Records from a collection
────────────────
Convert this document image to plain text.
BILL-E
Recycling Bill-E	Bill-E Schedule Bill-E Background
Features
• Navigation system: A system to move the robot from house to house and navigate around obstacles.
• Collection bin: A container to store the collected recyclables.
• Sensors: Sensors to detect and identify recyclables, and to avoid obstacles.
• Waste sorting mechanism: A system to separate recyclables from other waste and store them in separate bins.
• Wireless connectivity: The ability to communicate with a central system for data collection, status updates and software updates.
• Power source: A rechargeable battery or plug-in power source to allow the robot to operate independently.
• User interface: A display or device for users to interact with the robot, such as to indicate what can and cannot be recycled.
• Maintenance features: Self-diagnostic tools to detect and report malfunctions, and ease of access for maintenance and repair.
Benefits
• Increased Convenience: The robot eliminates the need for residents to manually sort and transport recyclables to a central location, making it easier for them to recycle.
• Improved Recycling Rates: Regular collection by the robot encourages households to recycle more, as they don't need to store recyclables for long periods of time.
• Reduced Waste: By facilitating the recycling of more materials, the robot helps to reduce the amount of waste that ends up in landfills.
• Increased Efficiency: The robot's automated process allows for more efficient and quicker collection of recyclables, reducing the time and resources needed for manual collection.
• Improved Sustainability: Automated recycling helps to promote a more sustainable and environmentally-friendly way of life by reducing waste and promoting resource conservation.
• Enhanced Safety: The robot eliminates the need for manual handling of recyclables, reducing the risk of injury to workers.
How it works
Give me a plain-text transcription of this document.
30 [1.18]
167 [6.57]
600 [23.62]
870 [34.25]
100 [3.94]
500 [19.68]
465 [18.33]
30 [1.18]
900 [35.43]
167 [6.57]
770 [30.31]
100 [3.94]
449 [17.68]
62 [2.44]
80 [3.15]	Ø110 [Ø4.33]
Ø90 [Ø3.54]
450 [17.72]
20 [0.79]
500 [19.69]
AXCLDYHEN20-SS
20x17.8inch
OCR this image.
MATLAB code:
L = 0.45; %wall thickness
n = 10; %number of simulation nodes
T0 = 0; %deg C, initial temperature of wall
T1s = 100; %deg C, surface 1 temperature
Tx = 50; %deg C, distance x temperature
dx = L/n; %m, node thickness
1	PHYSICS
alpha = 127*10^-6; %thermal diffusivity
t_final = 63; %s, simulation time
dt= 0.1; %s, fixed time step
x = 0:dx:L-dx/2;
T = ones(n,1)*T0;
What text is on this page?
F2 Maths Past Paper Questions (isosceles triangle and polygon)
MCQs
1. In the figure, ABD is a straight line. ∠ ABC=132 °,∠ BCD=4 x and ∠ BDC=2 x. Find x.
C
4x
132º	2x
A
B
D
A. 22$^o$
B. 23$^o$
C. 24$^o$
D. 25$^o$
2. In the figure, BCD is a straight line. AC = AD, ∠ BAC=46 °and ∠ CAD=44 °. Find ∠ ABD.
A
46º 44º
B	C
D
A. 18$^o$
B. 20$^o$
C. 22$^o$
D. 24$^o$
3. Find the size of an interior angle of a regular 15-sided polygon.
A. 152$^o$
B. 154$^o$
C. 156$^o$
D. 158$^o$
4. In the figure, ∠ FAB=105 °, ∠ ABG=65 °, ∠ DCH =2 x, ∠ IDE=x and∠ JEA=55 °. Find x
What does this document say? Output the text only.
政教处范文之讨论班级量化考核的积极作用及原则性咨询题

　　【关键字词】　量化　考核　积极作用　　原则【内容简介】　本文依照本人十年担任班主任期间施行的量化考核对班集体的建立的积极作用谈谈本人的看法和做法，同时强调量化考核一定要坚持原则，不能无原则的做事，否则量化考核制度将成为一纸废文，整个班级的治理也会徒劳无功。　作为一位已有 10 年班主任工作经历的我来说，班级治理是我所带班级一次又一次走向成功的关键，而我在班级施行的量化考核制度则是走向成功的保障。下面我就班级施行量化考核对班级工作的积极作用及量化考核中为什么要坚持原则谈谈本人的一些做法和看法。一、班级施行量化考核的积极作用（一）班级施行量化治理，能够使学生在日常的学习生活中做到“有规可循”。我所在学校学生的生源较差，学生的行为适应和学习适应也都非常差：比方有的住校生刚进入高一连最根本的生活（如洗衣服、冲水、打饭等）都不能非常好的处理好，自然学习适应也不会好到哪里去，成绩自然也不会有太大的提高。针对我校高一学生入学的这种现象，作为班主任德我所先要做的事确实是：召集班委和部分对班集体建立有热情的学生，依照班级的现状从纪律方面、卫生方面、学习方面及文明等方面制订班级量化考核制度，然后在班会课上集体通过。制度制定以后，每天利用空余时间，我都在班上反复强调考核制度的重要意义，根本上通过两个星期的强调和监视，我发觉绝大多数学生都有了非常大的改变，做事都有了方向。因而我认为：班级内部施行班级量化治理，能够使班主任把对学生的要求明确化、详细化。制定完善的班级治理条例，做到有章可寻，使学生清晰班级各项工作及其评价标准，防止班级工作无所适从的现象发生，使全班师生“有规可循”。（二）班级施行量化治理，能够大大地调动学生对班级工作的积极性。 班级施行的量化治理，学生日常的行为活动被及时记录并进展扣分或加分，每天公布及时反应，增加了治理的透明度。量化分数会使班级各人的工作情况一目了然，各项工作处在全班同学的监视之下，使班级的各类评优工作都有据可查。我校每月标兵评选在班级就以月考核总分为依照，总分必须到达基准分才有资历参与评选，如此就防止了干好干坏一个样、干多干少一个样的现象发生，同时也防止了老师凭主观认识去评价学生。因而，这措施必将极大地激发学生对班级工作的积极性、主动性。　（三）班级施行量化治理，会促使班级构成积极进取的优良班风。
────────────────
All lines holding the word "obstacles" should be picked out and copied.

• Navigation system: A system to move the robot from house to house and navigate around obstacles.
• Sensors: Sensors to detect and identify recyclables, and to avoid obstacles.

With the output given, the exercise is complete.